SET PROBLEM:
The records that follow are to be repeated without alteration.

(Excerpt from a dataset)
::::::
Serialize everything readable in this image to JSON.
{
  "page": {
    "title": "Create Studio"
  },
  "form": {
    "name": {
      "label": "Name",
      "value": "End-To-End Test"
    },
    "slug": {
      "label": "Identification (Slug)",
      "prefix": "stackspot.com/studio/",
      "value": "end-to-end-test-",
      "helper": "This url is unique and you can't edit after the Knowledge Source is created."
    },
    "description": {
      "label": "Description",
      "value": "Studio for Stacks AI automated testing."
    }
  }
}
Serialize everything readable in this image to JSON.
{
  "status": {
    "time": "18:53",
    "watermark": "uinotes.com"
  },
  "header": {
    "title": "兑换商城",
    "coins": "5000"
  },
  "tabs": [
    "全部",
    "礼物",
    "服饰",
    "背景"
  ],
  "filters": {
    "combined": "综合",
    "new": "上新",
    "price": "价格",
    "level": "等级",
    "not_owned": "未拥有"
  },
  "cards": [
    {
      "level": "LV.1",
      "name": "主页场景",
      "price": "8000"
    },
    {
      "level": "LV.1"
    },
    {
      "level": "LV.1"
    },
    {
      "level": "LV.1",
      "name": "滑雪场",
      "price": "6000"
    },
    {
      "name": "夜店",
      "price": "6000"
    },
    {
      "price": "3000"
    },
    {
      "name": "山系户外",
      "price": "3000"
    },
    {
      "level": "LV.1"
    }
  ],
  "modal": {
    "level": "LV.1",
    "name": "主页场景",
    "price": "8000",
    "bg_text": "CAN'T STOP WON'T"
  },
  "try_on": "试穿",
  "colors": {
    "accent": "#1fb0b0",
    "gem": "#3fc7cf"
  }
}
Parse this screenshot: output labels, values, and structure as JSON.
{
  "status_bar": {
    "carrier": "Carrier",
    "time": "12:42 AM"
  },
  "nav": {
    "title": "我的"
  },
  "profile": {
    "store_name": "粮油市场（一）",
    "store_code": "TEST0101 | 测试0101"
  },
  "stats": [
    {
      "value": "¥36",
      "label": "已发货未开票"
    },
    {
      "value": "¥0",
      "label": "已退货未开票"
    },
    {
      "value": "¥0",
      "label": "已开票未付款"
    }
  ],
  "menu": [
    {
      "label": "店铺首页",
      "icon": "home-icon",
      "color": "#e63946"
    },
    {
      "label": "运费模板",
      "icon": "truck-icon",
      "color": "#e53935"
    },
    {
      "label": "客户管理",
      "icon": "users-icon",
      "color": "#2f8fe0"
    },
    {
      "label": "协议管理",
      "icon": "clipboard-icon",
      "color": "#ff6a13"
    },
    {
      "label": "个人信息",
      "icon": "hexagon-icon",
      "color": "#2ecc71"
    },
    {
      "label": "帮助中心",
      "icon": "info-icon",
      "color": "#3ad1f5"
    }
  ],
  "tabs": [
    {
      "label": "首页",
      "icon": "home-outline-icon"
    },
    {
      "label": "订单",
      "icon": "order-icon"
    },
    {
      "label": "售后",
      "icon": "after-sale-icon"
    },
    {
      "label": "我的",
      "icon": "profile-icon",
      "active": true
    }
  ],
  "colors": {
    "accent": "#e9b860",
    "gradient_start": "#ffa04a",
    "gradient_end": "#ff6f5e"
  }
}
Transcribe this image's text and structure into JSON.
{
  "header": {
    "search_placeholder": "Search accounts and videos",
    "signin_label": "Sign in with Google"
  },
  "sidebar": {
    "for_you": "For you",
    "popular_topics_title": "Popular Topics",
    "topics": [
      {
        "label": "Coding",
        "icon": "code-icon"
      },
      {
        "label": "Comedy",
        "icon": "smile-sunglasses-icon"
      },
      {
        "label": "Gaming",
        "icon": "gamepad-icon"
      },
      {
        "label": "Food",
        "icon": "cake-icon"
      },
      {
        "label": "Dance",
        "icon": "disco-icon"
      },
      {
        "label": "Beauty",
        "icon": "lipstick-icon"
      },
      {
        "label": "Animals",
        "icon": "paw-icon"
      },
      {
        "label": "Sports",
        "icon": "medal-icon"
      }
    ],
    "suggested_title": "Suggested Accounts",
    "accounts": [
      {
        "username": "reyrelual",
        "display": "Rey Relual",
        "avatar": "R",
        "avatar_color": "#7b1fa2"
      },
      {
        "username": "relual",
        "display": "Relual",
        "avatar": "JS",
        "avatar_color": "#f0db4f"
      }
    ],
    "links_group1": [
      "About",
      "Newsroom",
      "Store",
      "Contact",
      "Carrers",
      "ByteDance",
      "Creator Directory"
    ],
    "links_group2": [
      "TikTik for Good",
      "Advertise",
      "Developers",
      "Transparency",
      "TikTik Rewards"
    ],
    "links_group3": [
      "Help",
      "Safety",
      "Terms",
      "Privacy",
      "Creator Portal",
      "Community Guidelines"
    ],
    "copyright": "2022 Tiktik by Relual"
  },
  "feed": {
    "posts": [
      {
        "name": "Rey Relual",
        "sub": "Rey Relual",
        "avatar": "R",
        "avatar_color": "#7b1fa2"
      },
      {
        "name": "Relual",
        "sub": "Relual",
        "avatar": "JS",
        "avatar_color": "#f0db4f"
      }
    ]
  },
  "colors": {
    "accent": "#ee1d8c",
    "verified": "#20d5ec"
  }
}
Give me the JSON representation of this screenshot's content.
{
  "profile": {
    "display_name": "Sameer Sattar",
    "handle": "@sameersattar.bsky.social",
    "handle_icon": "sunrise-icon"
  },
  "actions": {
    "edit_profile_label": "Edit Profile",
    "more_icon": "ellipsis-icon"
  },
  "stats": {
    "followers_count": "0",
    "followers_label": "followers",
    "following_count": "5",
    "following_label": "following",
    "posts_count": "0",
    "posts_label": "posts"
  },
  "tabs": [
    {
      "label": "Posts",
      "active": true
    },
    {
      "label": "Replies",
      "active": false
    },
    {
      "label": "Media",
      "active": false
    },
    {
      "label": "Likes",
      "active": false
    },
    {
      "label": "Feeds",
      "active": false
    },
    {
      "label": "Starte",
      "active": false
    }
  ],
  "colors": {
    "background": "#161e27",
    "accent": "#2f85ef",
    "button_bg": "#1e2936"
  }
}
::::::
ANSWER TO THE TASK:
Serialize everything readable in this image to JSON.
{
  "page": {
    "title": "Create Studio"
  },
  "form": {
    "name": {
      "label": "Name",
      "value": "End-To-End Test"
    },
    "slug": {
      "label": "Identification (Slug)",
      "prefix": "stackspot.com/studio/",
      "value": "end-to-end-test-",
      "helper": "This url is unique and you can't edit after the Knowledge Source is created."
    },
    "description": {
      "label": "Description",
      "value": "Studio for Stacks AI automated testing."
    }
  }
}
Serialize everything readable in this image to JSON.
{
  "status": {
    "time": "18:53",
    "watermark": "uinotes.com"
  },
  "header": {
    "title": "兑换商城",
    "coins": "5000"
  },
  "tabs": [
    "全部",
    "礼物",
    "服饰",
    "背景"
  ],
  "filters": {
    "combined": "综合",
    "new": "上新",
    "price": "价格",
    "level": "等级",
    "not_owned": "未拥有"
  },
  "cards": [
    {
      "level": "LV.1",
      "name": "主页场景",
      "price": "8000"
    },
    {
      "level": "LV.1"
    },
    {
      "level": "LV.1"
    },
    {
      "level": "LV.1",
      "name": "滑雪场",
      "price": "6000"
    },
    {
      "name": "夜店",
      "price": "6000"
    },
    {
      "price": "3000"
    },
    {
      "name": "山系户外",
      "price": "3000"
    },
    {
      "level": "LV.1"
    }
  ],
  "modal": {
    "level": "LV.1",
    "name": "主页场景",
    "price": "8000",
    "bg_text": "CAN'T STOP WON'T"
  },
  "try_on": "试穿",
  "colors": {
    "accent": "#1fb0b0",
    "gem": "#3fc7cf"
  }
}
Parse this screenshot: output labels, values, and structure as JSON.
{
  "status_bar": {
    "carrier": "Carrier",
    "time": "12:42 AM"
  },
  "nav": {
    "title": "我的"
  },
  "profile": {
    "store_name": "粮油市场（一）",
    "store_code": "TEST0101 | 测试0101"
  },
  "stats": [
    {
      "value": "¥36",
      "label": "已发货未开票"
    },
    {
      "value": "¥0",
      "label": "已退货未开票"
    },
    {
      "value": "¥0",
      "label": "已开票未付款"
    }
  ],
  "menu": [
    {
      "label": "店铺首页",
      "icon": "home-icon",
      "color": "#e63946"
    },
    {
      "label": "运费模板",
      "icon": "truck-icon",
      "color": "#e53935"
    },
    {
      "label": "客户管理",
      "icon": "users-icon",
      "color": "#2f8fe0"
    },
    {
      "label": "协议管理",
      "icon": "clipboard-icon",
      "color": "#ff6a13"
    },
    {
      "label": "个人信息",
      "icon": "hexagon-icon",
      "color": "#2ecc71"
    },
    {
      "label": "帮助中心",
      "icon": "info-icon",
      "color": "#3ad1f5"
    }
  ],
  "tabs": [
    {
      "label": "首页",
      "icon": "home-outline-icon"
    },
    {
      "label": "订单",
      "icon": "order-icon"
    },
    {
      "label": "售后",
      "icon": "after-sale-icon"
    },
    {
      "label": "我的",
      "icon": "profile-icon",
      "active": true
    }
  ],
  "colors": {
    "accent": "#e9b860",
    "gradient_start": "#ffa04a",
    "gradient_end": "#ff6f5e"
  }
}
Transcribe this image's text and structure into JSON.
{
  "header": {
    "search_placeholder": "Search accounts and videos",
    "signin_label": "Sign in with Google"
  },
  "sidebar": {
    "for_you": "For you",
    "popular_topics_title": "Popular Topics",
    "topics": [
      {
        "label": "Coding",
        "icon": "code-icon"
      },
      {
        "label": "Comedy",
        "icon": "smile-sunglasses-icon"
      },
      {
        "label": "Gaming",
        "icon": "gamepad-icon"
      },
      {
        "label": "Food",
        "icon": "cake-icon"
      },
      {
        "label": "Dance",
        "icon": "disco-icon"
      },
      {
        "label": "Beauty",
        "icon": "lipstick-icon"
      },
      {
        "label": "Animals",
        "icon": "paw-icon"
      },
      {
        "label": "Sports",
        "icon": "medal-icon"
      }
    ],
    "suggested_title": "Suggested Accounts",
    "accounts": [
      {
        "username": "reyrelual",
        "display": "Rey Relual",
        "avatar": "R",
        "avatar_color": "#7b1fa2"
      },
      {
        "username": "relual",
        "display": "Relual",
        "avatar": "JS",
        "avatar_color": "#f0db4f"
      }
    ],
    "links_group1": [
      "About",
      "Newsroom",
      "Store",
      "Contact",
      "Carrers",
      "ByteDance",
      "Creator Directory"
    ],
    "links_group2": [
      "TikTik for Good",
      "Advertise",
      "Developers",
      "Transparency",
      "TikTik Rewards"
    ],
    "links_group3": [
      "Help",
      "Safety",
      "Terms",
      "Privacy",
      "Creator Portal",
      "Community Guidelines"
    ],
    "copyright": "2022 Tiktik by Relual"
  },
  "feed": {
    "posts": [
      {
        "name": "Rey Relual",
        "sub": "Rey Relual",
        "avatar": "R",
        "avatar_color": "#7b1fa2"
      },
      {
        "name": "Relual",
        "sub": "Relual",
        "avatar": "JS",
        "avatar_color": "#f0db4f"
      }
    ]
  },
  "colors": {
    "accent": "#ee1d8c",
    "verified": "#20d5ec"
  }
}
Give me the JSON representation of this screenshot's content.
{
  "profile": {
    "display_name": "Sameer Sattar",
    "handle": "@sameersattar.bsky.social",
    "handle_icon": "sunrise-icon"
  },
  "actions": {
    "edit_profile_label": "Edit Profile",
    "more_icon": "ellipsis-icon"
  },
  "stats": {
    "followers_count": "0",
    "followers_label": "followers",
    "following_count": "5",
    "following_label": "following",
    "posts_count": "0",
    "posts_label": "posts"
  },
  "tabs": [
    {
      "label": "Posts",
      "active": true
    },
    {
      "label": "Replies",
      "active": false
    },
    {
      "label": "Media",
      "active": false
    },
    {
      "label": "Likes",
      "active": false
    },
    {
      "label": "Feeds",
      "active": false
    },
    {
      "label": "Starte",
      "active": false
    }
  ],
  "colors": {
    "background": "#161e27",
    "accent": "#2f85ef",
    "button_bg": "#1e2936"
  }
}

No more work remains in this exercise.